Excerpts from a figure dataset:
━━━━━━

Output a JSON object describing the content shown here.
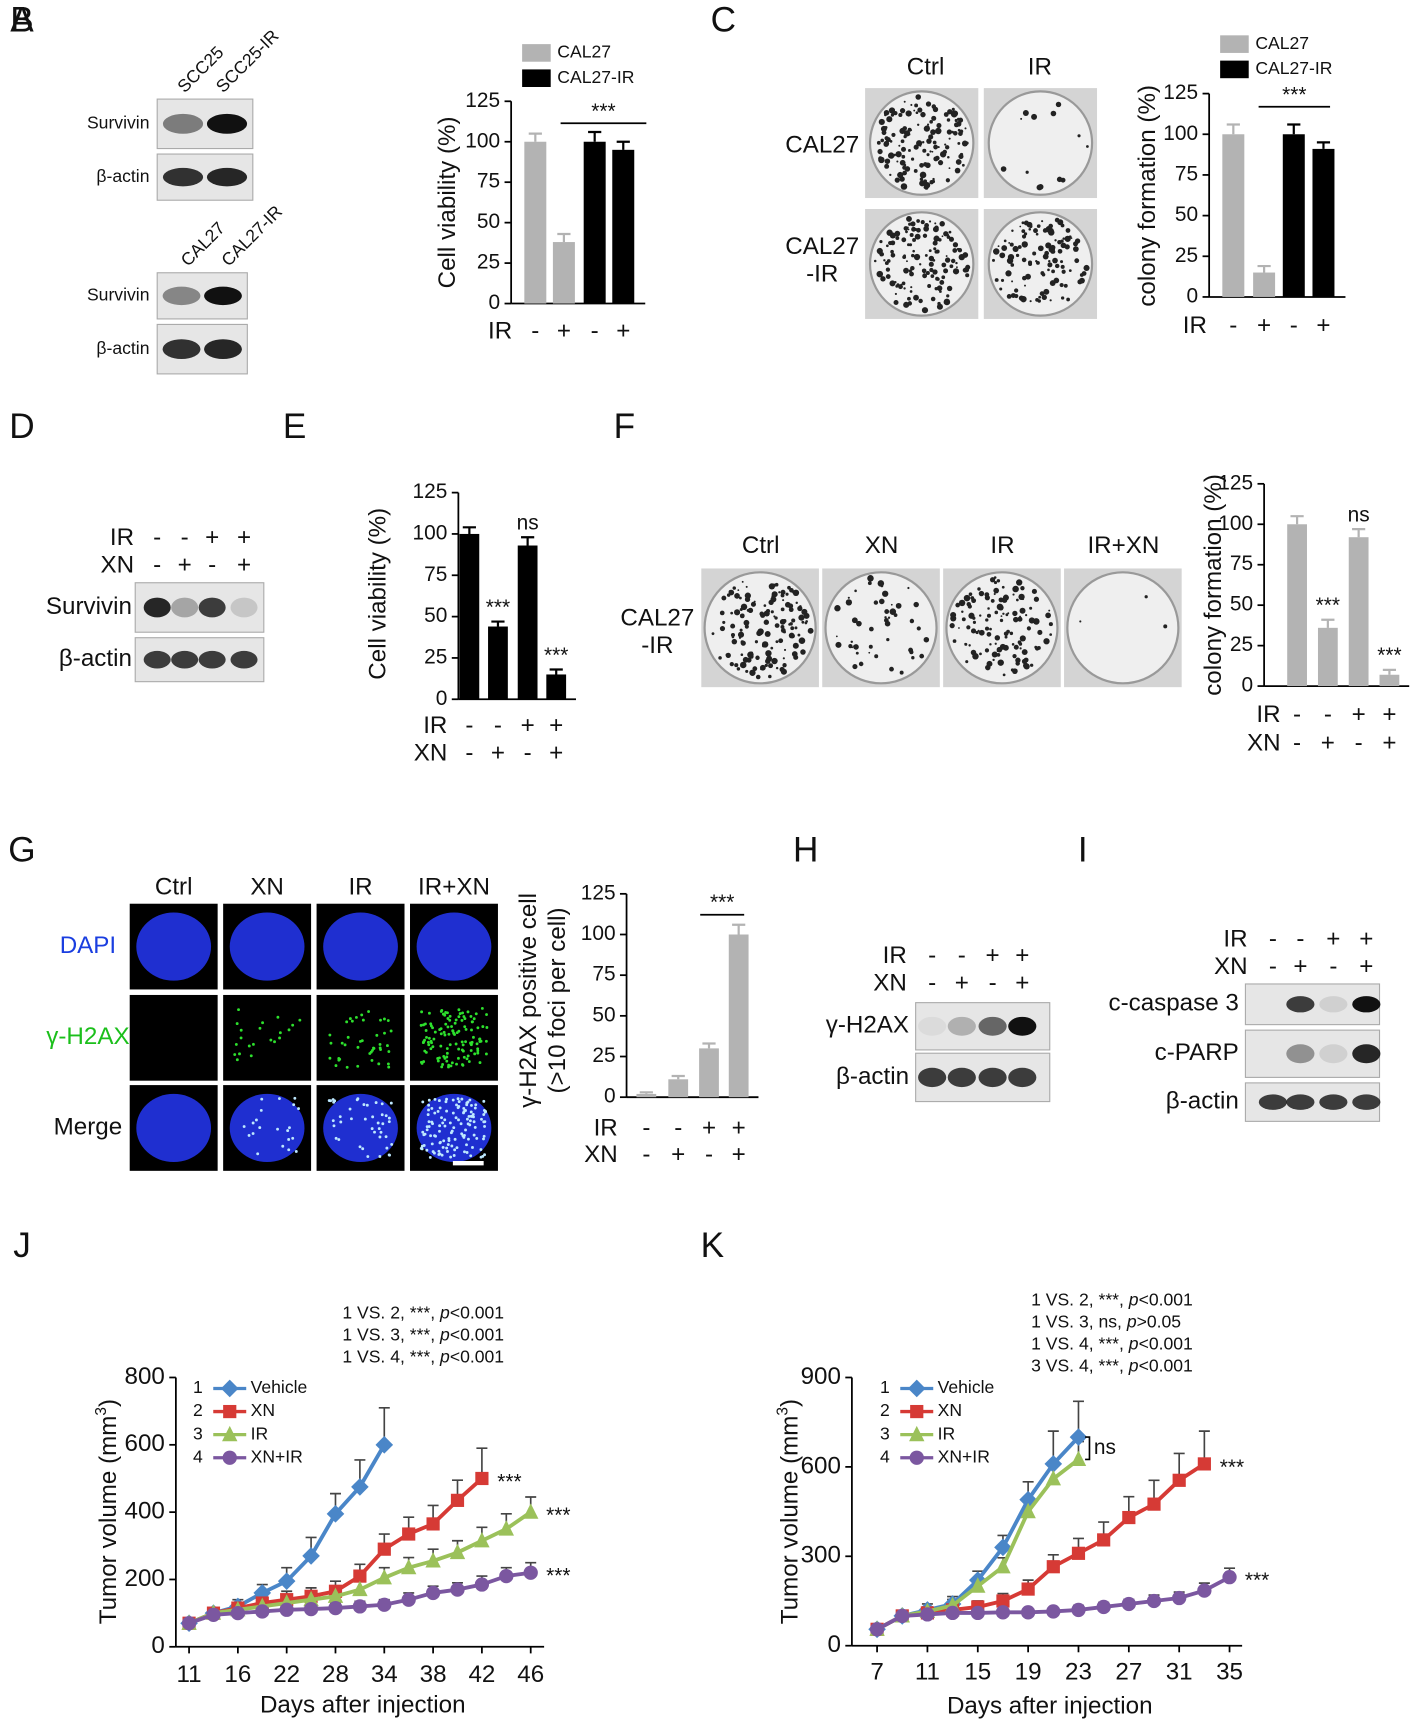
{
  "chart_data": [
    {
      "panel": "B",
      "type": "bar",
      "y_label": "Cell viability (%)",
      "ylim": [
        0,
        125
      ],
      "yticks": [
        0,
        25,
        50,
        75,
        100,
        125
      ],
      "categories": [
        null,
        null,
        null,
        null
      ],
      "series": [
        {
          "name": "CAL27",
          "color": "#b3b3b3",
          "values": [
            100,
            38,
            null,
            null
          ],
          "errors": [
            5,
            5,
            null,
            null
          ]
        },
        {
          "name": "CAL27-IR",
          "color": "#000000",
          "values": [
            null,
            null,
            100,
            95
          ],
          "errors": [
            null,
            null,
            6,
            5
          ]
        }
      ],
      "conditions": [
        {
          "label": "IR",
          "values": [
            "-",
            "+",
            "-",
            "+"
          ]
        }
      ],
      "bracket_label": "***"
    },
    {
      "panel": "C",
      "type": "bar",
      "y_label": "colony formation (%)",
      "ylim": [
        0,
        125
      ],
      "yticks": [
        0,
        25,
        50,
        75,
        100,
        125
      ],
      "categories": [
        null,
        null,
        null,
        null
      ],
      "series": [
        {
          "name": "CAL27",
          "color": "#b3b3b3",
          "values": [
            100,
            15,
            null,
            null
          ],
          "errors": [
            6,
            4,
            null,
            null
          ]
        },
        {
          "name": "CAL27-IR",
          "color": "#000000",
          "values": [
            null,
            null,
            100,
            91
          ],
          "errors": [
            null,
            null,
            6,
            4
          ]
        }
      ],
      "conditions": [
        {
          "label": "IR",
          "values": [
            "-",
            "+",
            "-",
            "+"
          ]
        }
      ],
      "bracket_label": "***"
    },
    {
      "panel": "E",
      "type": "bar",
      "y_label": "Cell viability (%)",
      "ylim": [
        0,
        125
      ],
      "yticks": [
        0,
        25,
        50,
        75,
        100,
        125
      ],
      "categories": [
        null,
        null,
        null,
        null
      ],
      "color": "#000000",
      "values": [
        100,
        44,
        93,
        15
      ],
      "errors": [
        4,
        3,
        5,
        3
      ],
      "bar_labels": [
        null,
        "***",
        "ns",
        "***"
      ],
      "conditions": [
        {
          "label": "IR",
          "values": [
            "-",
            "-",
            "+",
            "+"
          ]
        },
        {
          "label": "XN",
          "values": [
            "-",
            "+",
            "-",
            "+"
          ]
        }
      ]
    },
    {
      "panel": "F",
      "type": "bar",
      "y_label": "colony formation (%)",
      "ylim": [
        0,
        125
      ],
      "yticks": [
        0,
        25,
        50,
        75,
        100,
        125
      ],
      "categories": [
        null,
        null,
        null,
        null
      ],
      "color": "#b3b3b3",
      "values": [
        100,
        36,
        92,
        7
      ],
      "errors": [
        5,
        5,
        5,
        3
      ],
      "bar_labels": [
        null,
        "***",
        "ns",
        "***"
      ],
      "conditions": [
        {
          "label": "IR",
          "values": [
            "-",
            "-",
            "+",
            "+"
          ]
        },
        {
          "label": "XN",
          "values": [
            "-",
            "+",
            "-",
            "+"
          ]
        }
      ]
    },
    {
      "panel": "G",
      "type": "bar",
      "y_label": [
        "γ-H2AX positive cell",
        "(>10 foci per cell)"
      ],
      "ylim": [
        0,
        125
      ],
      "yticks": [
        0,
        25,
        50,
        75,
        100,
        125
      ],
      "categories": [
        null,
        null,
        null,
        null
      ],
      "color": "#b3b3b3",
      "values": [
        2,
        11,
        30,
        100
      ],
      "errors": [
        1,
        2,
        3,
        6
      ],
      "bracket_label": "***",
      "conditions": [
        {
          "label": "IR",
          "values": [
            "-",
            "-",
            "+",
            "+"
          ]
        },
        {
          "label": "XN",
          "values": [
            "-",
            "+",
            "-",
            "+"
          ]
        }
      ]
    },
    {
      "panel": "J",
      "type": "line",
      "x_label": "Days after injection",
      "y_label": [
        "Tumor volume (mm",
        "3",
        ")"
      ],
      "categories": [
        11,
        null,
        16,
        null,
        22,
        null,
        28,
        null,
        34,
        null,
        38,
        null,
        42,
        null,
        46
      ],
      "ylim": [
        0,
        800
      ],
      "yticks": [
        0,
        200,
        400,
        600,
        800
      ],
      "series": [
        {
          "number": "1",
          "name": "Vehicle",
          "color": "#4a86c8",
          "values": [
            70,
            100,
            120,
            160,
            195,
            270,
            395,
            475,
            600,
            null,
            null,
            null,
            null,
            null,
            null
          ],
          "errors": [
            10,
            15,
            20,
            25,
            40,
            55,
            60,
            80,
            110,
            null,
            null,
            null,
            null,
            null,
            null
          ]
        },
        {
          "number": "2",
          "name": "XN",
          "color": "#d63a35",
          "values": [
            70,
            100,
            115,
            130,
            140,
            150,
            165,
            210,
            290,
            335,
            365,
            435,
            500,
            null,
            null
          ],
          "errors": [
            10,
            15,
            15,
            20,
            25,
            25,
            30,
            35,
            45,
            50,
            55,
            60,
            90,
            null,
            null
          ],
          "end_label": "***"
        },
        {
          "number": "3",
          "name": "IR",
          "color": "#9bc15a",
          "values": [
            70,
            100,
            110,
            120,
            130,
            140,
            150,
            170,
            205,
            235,
            255,
            280,
            315,
            350,
            400
          ],
          "errors": [
            10,
            15,
            15,
            15,
            20,
            20,
            25,
            25,
            30,
            30,
            35,
            35,
            40,
            45,
            45
          ],
          "end_label": "***"
        },
        {
          "number": "4",
          "name": "XN+IR",
          "color": "#7b57a0",
          "values": [
            70,
            95,
            100,
            105,
            110,
            112,
            115,
            120,
            125,
            140,
            160,
            170,
            185,
            210,
            220
          ],
          "errors": [
            10,
            10,
            10,
            10,
            10,
            15,
            15,
            15,
            15,
            20,
            20,
            20,
            25,
            25,
            30
          ],
          "end_label": "***"
        }
      ],
      "stats": [
        [
          "1 VS. 2, ***, ",
          "p",
          "<0.001"
        ],
        [
          "1 VS. 3, ***, ",
          "p",
          "<0.001"
        ],
        [
          "1 VS. 4, ***, ",
          "p",
          "<0.001"
        ]
      ]
    },
    {
      "panel": "K",
      "type": "line",
      "x_label": "Days after injection",
      "y_label": [
        "Tumor volume (mm",
        "3",
        ")"
      ],
      "x": [
        7,
        9,
        11,
        13,
        15,
        17,
        19,
        21,
        23,
        25,
        27,
        29,
        31,
        33,
        35
      ],
      "xlim": [
        5,
        36
      ],
      "xticks": [
        7,
        11,
        15,
        19,
        23,
        27,
        31,
        35
      ],
      "ylim": [
        0,
        900
      ],
      "yticks": [
        0,
        300,
        600,
        900
      ],
      "series": [
        {
          "number": "1",
          "name": "Vehicle",
          "color": "#4a86c8",
          "values": [
            55,
            100,
            120,
            140,
            220,
            330,
            490,
            610,
            700,
            null,
            null,
            null,
            null,
            null,
            null
          ],
          "errors": [
            10,
            15,
            20,
            25,
            30,
            40,
            60,
            110,
            120,
            null,
            null,
            null,
            null,
            null,
            null
          ]
        },
        {
          "number": "2",
          "name": "XN",
          "color": "#d63a35",
          "values": [
            55,
            100,
            110,
            120,
            130,
            150,
            190,
            265,
            310,
            355,
            430,
            475,
            555,
            610,
            null
          ],
          "errors": [
            10,
            15,
            15,
            20,
            20,
            25,
            30,
            40,
            50,
            60,
            70,
            80,
            90,
            110,
            null
          ],
          "end_label": "***"
        },
        {
          "number": "3",
          "name": "IR",
          "color": "#9bc15a",
          "values": [
            55,
            100,
            115,
            135,
            200,
            265,
            450,
            560,
            625,
            null,
            null,
            null,
            null,
            null,
            null
          ],
          "errors": [
            10,
            15,
            15,
            20,
            25,
            30,
            40,
            50,
            60,
            null,
            null,
            null,
            null,
            null,
            null
          ]
        },
        {
          "number": "4",
          "name": "XN+IR",
          "color": "#7b57a0",
          "values": [
            55,
            100,
            105,
            110,
            110,
            112,
            112,
            115,
            120,
            130,
            140,
            150,
            160,
            185,
            230
          ],
          "errors": [
            10,
            10,
            10,
            10,
            10,
            10,
            10,
            10,
            15,
            15,
            15,
            20,
            20,
            25,
            30
          ],
          "end_label": "***"
        }
      ],
      "bracket_label": "ns",
      "stats": [
        [
          "1 VS. 2, ***, ",
          "p",
          "<0.001"
        ],
        [
          "1 VS. 3, ns, ",
          "p",
          ">0.05"
        ],
        [
          "1 VS. 4, ***, ",
          "p",
          "<0.001"
        ],
        [
          "3 VS. 4, ***, ",
          "p",
          "<0.001"
        ]
      ]
    }
  ],
  "figures": [
    {
      "panel": "A",
      "type": "blot",
      "groups": [
        {
          "lanes": [
            "SCC25",
            "SCC25-IR"
          ],
          "rows": [
            "Survivin",
            "β-actin"
          ]
        },
        {
          "lanes": [
            "CAL27",
            "CAL27-IR"
          ],
          "rows": [
            "Survivin",
            "β-actin"
          ]
        }
      ]
    },
    {
      "type": "plates",
      "columns": [
        "Ctrl",
        "IR"
      ],
      "rows": [
        [
          "CAL27"
        ],
        [
          "CAL27",
          "-IR"
        ]
      ]
    },
    {
      "panel": "D",
      "type": "blot",
      "conditions": [
        {
          "label": "IR",
          "values": [
            "-",
            "-",
            "+",
            "+"
          ]
        },
        {
          "label": "XN",
          "values": [
            "-",
            "+",
            "-",
            "+"
          ]
        }
      ],
      "rows": [
        "Survivin",
        "β-actin"
      ]
    },
    {
      "type": "plates",
      "columns": [
        "Ctrl",
        "XN",
        "IR",
        "IR+XN"
      ],
      "rows": [
        [
          "CAL27",
          "-IR"
        ]
      ]
    },
    {
      "type": "micrographs",
      "columns": [
        "Ctrl",
        "XN",
        "IR",
        "IR+XN"
      ],
      "rows": [
        "DAPI",
        "γ-H2AX",
        "Merge"
      ]
    },
    {
      "panel": "H",
      "type": "blot",
      "conditions": [
        {
          "label": "IR",
          "values": [
            "-",
            "-",
            "+",
            "+"
          ]
        },
        {
          "label": "XN",
          "values": [
            "-",
            "+",
            "-",
            "+"
          ]
        }
      ],
      "rows": [
        "γ-H2AX",
        "β-actin"
      ]
    },
    {
      "panel": "I",
      "type": "blot",
      "conditions": [
        {
          "label": "IR",
          "values": [
            "-",
            "-",
            "+",
            "+"
          ]
        },
        {
          "label": "XN",
          "values": [
            "-",
            "+",
            "-",
            "+"
          ]
        }
      ],
      "rows": [
        "c-caspase 3",
        "c-PARP",
        "β-actin"
      ]
    }
  ]
}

━━━━━━

Reproduce each line of the records in which the word "panel" appears.

Output for this task:
      "panel": "B",
      "panel": "C",
      "panel": "E",
      "panel": "F",
      "panel": "G",
      "panel": "J",
      "panel": "K",
      "panel": "A",
      "panel": "D",
      "panel": "H",
      "panel": "I",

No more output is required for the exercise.